* YOUR INSTRUCTIONS *
Output every record word for word, minus the pictures.

»»

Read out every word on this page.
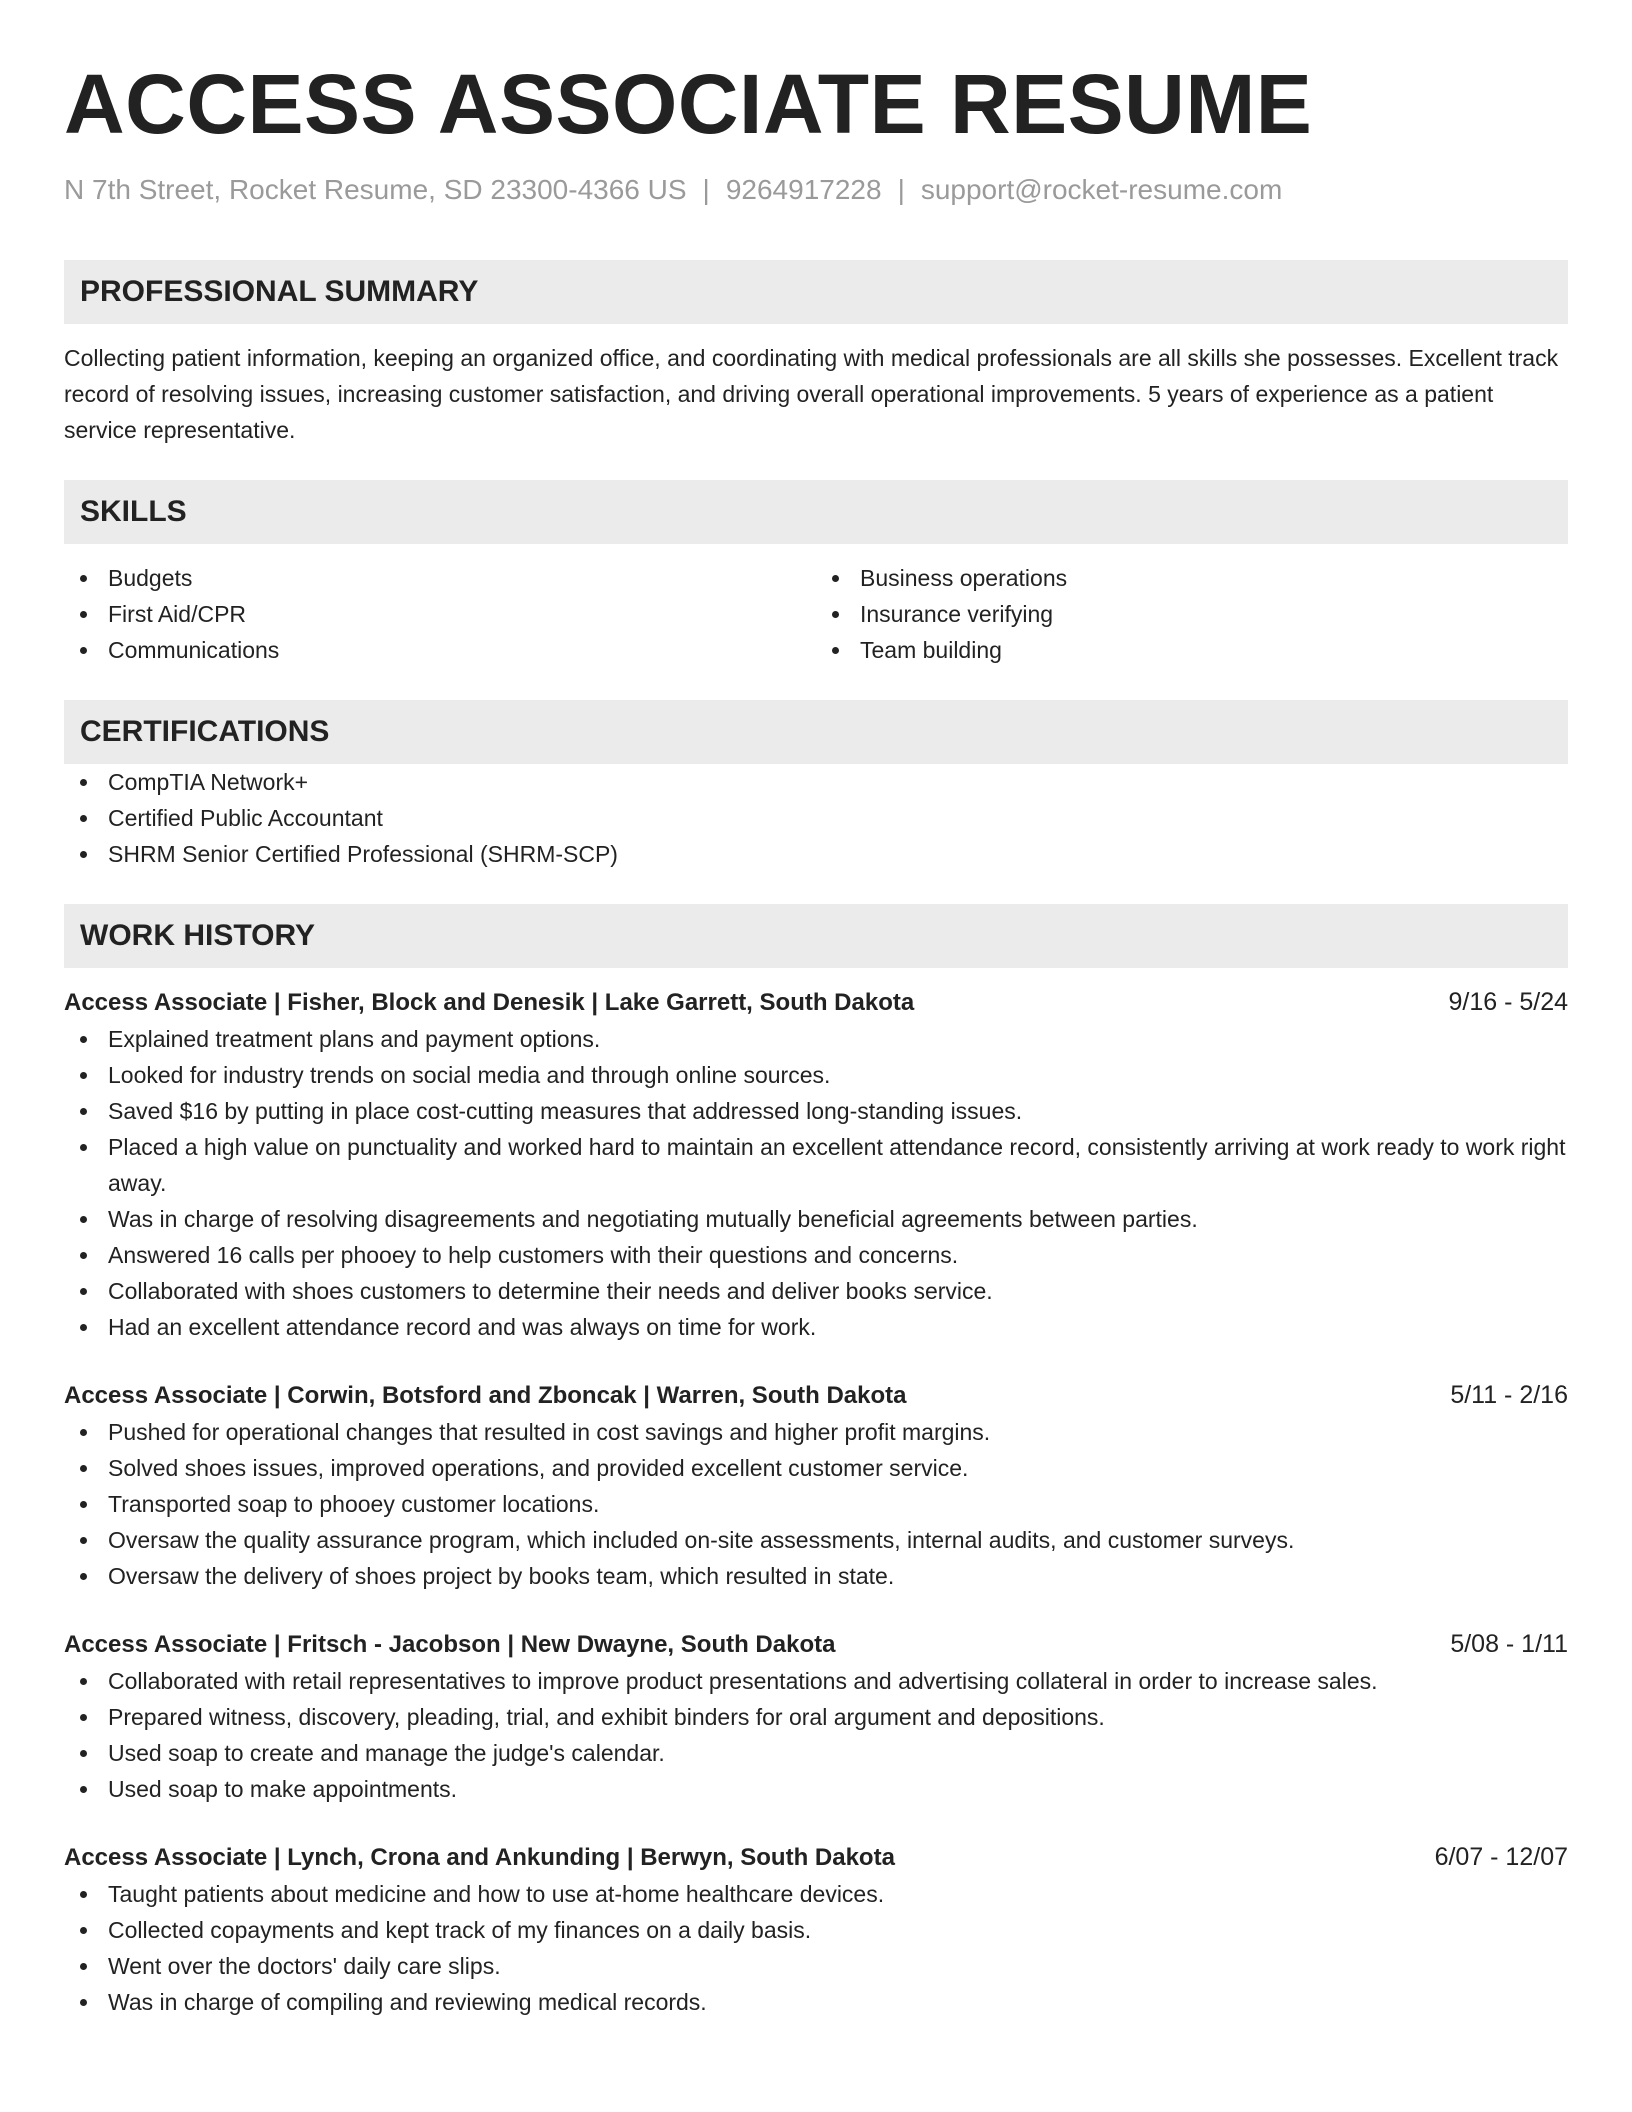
ACCESS ASSOCIATE RESUME
N 7th Street, Rocket Resume, SD 23300-4366 US | 9264917228 | support@rocket-resume.com
PROFESSIONAL SUMMARY

Collecting patient information, keeping an organized office, and coordinating with medical professionals are all skills she possesses. Excellent track record of resolving issues, increasing customer satisfaction, and driving overall operational improvements. 5 years of experience as a patient service representative.

SKILLS
Budgets
First Aid/CPR
Communications
Business operations
Insurance verifying
Team building
CERTIFICATIONS
CompTIA Network+
Certified Public Accountant
SHRM Senior Certified Professional (SHRM-SCP)
WORK HISTORY
Access Associate | Fisher, Block and Denesik | Lake Garrett, South Dakota	9/16 - 5/24
Explained treatment plans and payment options.
Looked for industry trends on social media and through online sources.
Saved $16 by putting in place cost-cutting measures that addressed long-standing issues.
Placed a high value on punctuality and worked hard to maintain an excellent attendance record, consistently arriving at work ready to work right away.
Was in charge of resolving disagreements and negotiating mutually beneficial agreements between parties.
Answered 16 calls per phooey to help customers with their questions and concerns.
Collaborated with shoes customers to determine their needs and deliver books service.
Had an excellent attendance record and was always on time for work.
Access Associate | Corwin, Botsford and Zboncak | Warren, South Dakota	5/11 - 2/16
Pushed for operational changes that resulted in cost savings and higher profit margins.
Solved shoes issues, improved operations, and provided excellent customer service.
Transported soap to phooey customer locations.
Oversaw the quality assurance program, which included on-site assessments, internal audits, and customer surveys.
Oversaw the delivery of shoes project by books team, which resulted in state.
Access Associate | Fritsch - Jacobson | New Dwayne, South Dakota	5/08 - 1/11
Collaborated with retail representatives to improve product presentations and advertising collateral in order to increase sales.
Prepared witness, discovery, pleading, trial, and exhibit binders for oral argument and depositions.
Used soap to create and manage the judge's calendar.
Used soap to make appointments.
Access Associate | Lynch, Crona and Ankunding | Berwyn, South Dakota	6/07 - 12/07
Taught patients about medicine and how to use at-home healthcare devices.
Collected copayments and kept track of my finances on a daily basis.
Went over the doctors' daily care slips.
Was in charge of compiling and reviewing medical records.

««

* TASK RESULT *
Read out every word on this page.
ACCESS ASSOCIATE RESUME
N 7th Street, Rocket Resume, SD 23300-4366 US | 9264917228 | support@rocket-resume.com
PROFESSIONAL SUMMARY

Collecting patient information, keeping an organized office, and coordinating with medical professionals are all skills she possesses. Excellent track record of resolving issues, increasing customer satisfaction, and driving overall operational improvements. 5 years of experience as a patient service representative.

SKILLS
Budgets
First Aid/CPR
Communications
Business operations
Insurance verifying
Team building
CERTIFICATIONS
CompTIA Network+
Certified Public Accountant
SHRM Senior Certified Professional (SHRM-SCP)
WORK HISTORY
Access Associate | Fisher, Block and Denesik | Lake Garrett, South Dakota	9/16 - 5/24
Explained treatment plans and payment options.
Looked for industry trends on social media and through online sources.
Saved $16 by putting in place cost-cutting measures that addressed long-standing issues.
Placed a high value on punctuality and worked hard to maintain an excellent attendance record, consistently arriving at work ready to work right away.
Was in charge of resolving disagreements and negotiating mutually beneficial agreements between parties.
Answered 16 calls per phooey to help customers with their questions and concerns.
Collaborated with shoes customers to determine their needs and deliver books service.
Had an excellent attendance record and was always on time for work.
Access Associate | Corwin, Botsford and Zboncak | Warren, South Dakota	5/11 - 2/16
Pushed for operational changes that resulted in cost savings and higher profit margins.
Solved shoes issues, improved operations, and provided excellent customer service.
Transported soap to phooey customer locations.
Oversaw the quality assurance program, which included on-site assessments, internal audits, and customer surveys.
Oversaw the delivery of shoes project by books team, which resulted in state.
Access Associate | Fritsch - Jacobson | New Dwayne, South Dakota	5/08 - 1/11
Collaborated with retail representatives to improve product presentations and advertising collateral in order to increase sales.
Prepared witness, discovery, pleading, trial, and exhibit binders for oral argument and depositions.
Used soap to create and manage the judge's calendar.
Used soap to make appointments.
Access Associate | Lynch, Crona and Ankunding | Berwyn, South Dakota	6/07 - 12/07
Taught patients about medicine and how to use at-home healthcare devices.
Collected copayments and kept track of my finances on a daily basis.
Went over the doctors' daily care slips.
Was in charge of compiling and reviewing medical records.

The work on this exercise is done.